Summarize the figure legend below in two sentences.
===== Provided passage =====
FIGURE 7:

Interactions between ESMI⁶²³LL and a conserved pocket in γ1-σ1A. (A) In silico model of the interaction between ESMI⁶²³LL and γ1-σ1A. The structure of the γ1-σ1A pocket of AP-1 that interacts with ESMI⁶²³LL was modeled from the crystal structure of the corresponding pocket in the α−σ2 hemicomplex of AP-2 (2JKR) (see Materials and Methods). The names of the key pocket residues in the surface-rendered yellow representation of σ1A (black font) and gray representation of γ1 (green font) are shown as yellow and orange sticks. The residues in ESMI⁶²³LL (blue font), superimposed on the pocket, are shown in gray sticks with oxygen atoms in red and nitrogen atoms in blue. (B) Two-dimensional representation of the interaction of ESMI⁶²³LL with the γ1-σ1A pocket. The model shows the leucine residues in ESMI⁶²³LL coordinating with σ1 hydrophobic residues (⁶²Y, ⁶⁵L, ⁶⁷Phe, ⁸⁸V, and ⁹⁸V), whereas the negatively charged residue ⁶¹⁹E at −4 position coordinates with positively charged residues ¹⁵R in σ1 and ¹⁵R in γ1. (C, D) Yeast three-hybrid assay shows that interaction of CLC-2ct with γ1-σ1A is inhibited by mutations of two of the residues predicted to be involved in the interaction (⁶⁵L, ⁸⁸V). (E) Coimmunoprecipitation of ClC-2-GFP and AP-1. On immunoprecipitation with mouse γ-adaptin antibodies, the presence of both ClC-2-GFP and γ-adaptin in the precipitate is observed by Western blot.
===== Extracted material =====
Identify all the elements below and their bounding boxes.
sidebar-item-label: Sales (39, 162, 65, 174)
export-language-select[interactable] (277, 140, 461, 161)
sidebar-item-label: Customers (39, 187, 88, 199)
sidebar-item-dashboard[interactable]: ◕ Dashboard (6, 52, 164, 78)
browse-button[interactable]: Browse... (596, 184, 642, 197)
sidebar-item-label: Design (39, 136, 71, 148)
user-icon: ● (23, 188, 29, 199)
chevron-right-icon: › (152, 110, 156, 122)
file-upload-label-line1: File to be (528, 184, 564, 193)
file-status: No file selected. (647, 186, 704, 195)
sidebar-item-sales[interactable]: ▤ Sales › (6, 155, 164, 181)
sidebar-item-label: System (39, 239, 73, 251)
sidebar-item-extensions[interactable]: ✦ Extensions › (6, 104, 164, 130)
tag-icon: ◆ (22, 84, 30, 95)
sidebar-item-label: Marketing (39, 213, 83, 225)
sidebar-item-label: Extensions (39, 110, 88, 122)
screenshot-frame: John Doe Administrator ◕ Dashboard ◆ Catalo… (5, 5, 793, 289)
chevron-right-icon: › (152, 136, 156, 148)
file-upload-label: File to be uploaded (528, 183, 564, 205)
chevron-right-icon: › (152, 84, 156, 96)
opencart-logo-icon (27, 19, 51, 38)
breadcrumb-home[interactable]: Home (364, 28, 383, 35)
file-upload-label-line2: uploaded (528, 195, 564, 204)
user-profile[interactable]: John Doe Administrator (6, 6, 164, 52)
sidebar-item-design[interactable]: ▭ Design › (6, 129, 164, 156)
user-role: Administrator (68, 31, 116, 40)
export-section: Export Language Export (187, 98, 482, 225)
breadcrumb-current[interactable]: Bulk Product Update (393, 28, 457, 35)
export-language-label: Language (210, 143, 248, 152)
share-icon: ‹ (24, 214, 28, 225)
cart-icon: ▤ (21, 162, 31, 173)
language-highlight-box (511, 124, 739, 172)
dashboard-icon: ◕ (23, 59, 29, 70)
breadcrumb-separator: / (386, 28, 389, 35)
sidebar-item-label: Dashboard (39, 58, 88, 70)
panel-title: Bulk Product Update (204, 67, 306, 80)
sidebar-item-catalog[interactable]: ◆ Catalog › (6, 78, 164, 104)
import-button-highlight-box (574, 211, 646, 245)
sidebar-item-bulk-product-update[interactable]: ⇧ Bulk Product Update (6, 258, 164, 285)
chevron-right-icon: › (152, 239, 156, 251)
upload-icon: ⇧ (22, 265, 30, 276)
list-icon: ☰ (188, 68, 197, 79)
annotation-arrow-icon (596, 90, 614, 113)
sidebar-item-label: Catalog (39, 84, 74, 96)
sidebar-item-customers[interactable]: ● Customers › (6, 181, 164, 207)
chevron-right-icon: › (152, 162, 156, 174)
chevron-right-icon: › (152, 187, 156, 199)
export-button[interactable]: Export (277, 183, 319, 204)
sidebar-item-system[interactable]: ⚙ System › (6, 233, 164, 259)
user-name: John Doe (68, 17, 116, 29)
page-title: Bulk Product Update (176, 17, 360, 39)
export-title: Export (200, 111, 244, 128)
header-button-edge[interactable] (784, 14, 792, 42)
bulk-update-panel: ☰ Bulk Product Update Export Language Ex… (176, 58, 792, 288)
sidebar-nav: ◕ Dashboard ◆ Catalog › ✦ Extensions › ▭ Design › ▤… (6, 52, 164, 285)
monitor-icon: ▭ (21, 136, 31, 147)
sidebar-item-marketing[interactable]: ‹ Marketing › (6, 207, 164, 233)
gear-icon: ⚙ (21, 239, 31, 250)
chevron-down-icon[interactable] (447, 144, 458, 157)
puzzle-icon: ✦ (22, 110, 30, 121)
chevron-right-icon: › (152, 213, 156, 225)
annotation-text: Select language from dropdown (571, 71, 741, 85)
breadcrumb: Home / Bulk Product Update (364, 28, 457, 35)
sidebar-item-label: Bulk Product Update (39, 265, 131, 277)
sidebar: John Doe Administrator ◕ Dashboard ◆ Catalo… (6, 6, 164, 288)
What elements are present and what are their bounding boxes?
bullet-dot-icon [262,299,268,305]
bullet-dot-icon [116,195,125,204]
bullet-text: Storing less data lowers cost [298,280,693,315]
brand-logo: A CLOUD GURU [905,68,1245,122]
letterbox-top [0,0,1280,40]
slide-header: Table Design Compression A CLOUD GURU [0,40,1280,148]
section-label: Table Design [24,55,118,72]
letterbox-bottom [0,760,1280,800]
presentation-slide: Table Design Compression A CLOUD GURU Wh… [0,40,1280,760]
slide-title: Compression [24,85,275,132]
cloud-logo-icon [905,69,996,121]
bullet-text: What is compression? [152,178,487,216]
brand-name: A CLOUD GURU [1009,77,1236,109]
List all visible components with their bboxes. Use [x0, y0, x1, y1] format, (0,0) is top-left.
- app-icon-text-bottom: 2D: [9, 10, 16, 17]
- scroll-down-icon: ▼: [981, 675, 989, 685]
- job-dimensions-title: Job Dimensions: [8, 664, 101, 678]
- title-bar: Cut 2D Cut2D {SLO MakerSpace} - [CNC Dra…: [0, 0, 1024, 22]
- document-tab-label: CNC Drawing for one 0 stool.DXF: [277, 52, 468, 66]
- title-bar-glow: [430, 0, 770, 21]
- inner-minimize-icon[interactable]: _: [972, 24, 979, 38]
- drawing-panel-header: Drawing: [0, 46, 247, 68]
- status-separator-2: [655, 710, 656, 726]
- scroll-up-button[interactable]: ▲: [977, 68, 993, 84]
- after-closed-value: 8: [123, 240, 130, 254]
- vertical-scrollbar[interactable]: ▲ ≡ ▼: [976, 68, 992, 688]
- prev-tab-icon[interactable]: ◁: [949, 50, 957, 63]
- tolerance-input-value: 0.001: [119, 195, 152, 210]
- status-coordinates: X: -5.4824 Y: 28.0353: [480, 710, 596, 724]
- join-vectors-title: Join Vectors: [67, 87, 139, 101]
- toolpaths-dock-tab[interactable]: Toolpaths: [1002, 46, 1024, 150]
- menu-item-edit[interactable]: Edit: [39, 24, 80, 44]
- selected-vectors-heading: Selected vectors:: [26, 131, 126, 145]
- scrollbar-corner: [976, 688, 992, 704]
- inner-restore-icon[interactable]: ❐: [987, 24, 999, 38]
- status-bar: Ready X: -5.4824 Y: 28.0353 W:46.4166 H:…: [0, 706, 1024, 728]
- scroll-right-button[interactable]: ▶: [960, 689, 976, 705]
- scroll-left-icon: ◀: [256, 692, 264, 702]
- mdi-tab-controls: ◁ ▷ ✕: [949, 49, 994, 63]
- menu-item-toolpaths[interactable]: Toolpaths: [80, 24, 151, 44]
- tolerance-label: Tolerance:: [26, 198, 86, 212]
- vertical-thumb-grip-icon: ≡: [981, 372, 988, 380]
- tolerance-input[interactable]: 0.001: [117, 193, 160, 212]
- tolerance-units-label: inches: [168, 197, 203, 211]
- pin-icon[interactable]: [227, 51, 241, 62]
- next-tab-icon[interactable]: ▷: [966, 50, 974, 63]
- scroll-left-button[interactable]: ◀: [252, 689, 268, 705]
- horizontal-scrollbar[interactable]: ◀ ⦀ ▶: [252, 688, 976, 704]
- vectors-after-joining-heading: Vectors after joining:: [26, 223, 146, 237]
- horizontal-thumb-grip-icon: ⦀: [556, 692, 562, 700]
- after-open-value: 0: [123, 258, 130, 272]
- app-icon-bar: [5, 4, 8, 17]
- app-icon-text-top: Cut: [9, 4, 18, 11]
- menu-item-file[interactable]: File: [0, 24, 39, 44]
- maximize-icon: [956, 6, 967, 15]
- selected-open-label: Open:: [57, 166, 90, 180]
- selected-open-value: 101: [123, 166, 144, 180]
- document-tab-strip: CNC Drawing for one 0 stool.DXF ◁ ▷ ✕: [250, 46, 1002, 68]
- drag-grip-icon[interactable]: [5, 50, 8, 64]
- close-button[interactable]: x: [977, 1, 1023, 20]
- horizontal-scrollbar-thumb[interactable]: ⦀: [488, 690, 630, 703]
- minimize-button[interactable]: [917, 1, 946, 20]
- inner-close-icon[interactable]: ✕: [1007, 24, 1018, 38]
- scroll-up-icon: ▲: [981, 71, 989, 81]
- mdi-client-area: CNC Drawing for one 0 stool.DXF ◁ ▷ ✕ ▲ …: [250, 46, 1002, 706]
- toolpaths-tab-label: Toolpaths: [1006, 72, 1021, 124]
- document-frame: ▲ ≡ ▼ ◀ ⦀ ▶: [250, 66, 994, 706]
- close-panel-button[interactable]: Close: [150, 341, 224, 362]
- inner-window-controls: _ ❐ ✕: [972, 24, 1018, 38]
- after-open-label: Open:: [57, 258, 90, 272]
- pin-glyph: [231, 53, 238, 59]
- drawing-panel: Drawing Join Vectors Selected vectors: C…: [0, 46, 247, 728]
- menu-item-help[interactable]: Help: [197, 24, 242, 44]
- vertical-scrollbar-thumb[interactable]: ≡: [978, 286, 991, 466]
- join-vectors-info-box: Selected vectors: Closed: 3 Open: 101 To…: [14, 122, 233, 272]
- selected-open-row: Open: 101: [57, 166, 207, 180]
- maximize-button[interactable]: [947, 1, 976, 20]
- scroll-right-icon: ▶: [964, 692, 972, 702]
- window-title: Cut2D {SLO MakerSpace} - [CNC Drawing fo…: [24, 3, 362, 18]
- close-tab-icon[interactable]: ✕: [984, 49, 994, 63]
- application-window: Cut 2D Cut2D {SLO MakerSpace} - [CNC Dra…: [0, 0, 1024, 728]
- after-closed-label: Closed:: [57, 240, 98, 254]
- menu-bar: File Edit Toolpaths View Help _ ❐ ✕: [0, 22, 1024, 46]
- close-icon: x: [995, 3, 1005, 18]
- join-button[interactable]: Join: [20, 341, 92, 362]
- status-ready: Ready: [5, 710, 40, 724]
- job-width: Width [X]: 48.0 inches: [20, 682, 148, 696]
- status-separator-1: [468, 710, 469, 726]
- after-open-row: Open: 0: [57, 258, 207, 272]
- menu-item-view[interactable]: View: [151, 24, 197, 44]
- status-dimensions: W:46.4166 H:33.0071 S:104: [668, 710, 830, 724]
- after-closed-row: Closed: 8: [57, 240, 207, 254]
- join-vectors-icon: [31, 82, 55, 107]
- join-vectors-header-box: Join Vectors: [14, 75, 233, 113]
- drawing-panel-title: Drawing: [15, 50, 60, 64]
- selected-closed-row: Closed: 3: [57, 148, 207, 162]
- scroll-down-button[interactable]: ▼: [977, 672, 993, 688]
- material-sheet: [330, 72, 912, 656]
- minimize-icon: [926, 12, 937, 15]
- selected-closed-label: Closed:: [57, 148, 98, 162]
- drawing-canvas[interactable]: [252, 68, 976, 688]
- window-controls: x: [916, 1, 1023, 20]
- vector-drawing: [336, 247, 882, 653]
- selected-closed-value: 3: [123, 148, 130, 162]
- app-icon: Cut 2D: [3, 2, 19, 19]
=====
# Solution to the exercise:
The figure models how ESMI⁶²³LL interacts with a conserved pocket in γ1-σ1A of AP-1, using a pocket structure derived from the crystal structure of the corresponding pocket in the α−σ2 hemicomplex of AP-2, with the leucine residues in ESMI⁶²³LL coordinating with hydrophobic residues of σ1. A yeast three-hybrid assay shows that mutating two predicted interacting residues (⁶⁵L, ⁸⁸V) inhibits the interaction of CLC-2ct with γ1-σ1A, and immunoprecipitation with mouse γ-adaptin antibodies brings down both ClC-2-GFP and γ-adaptin.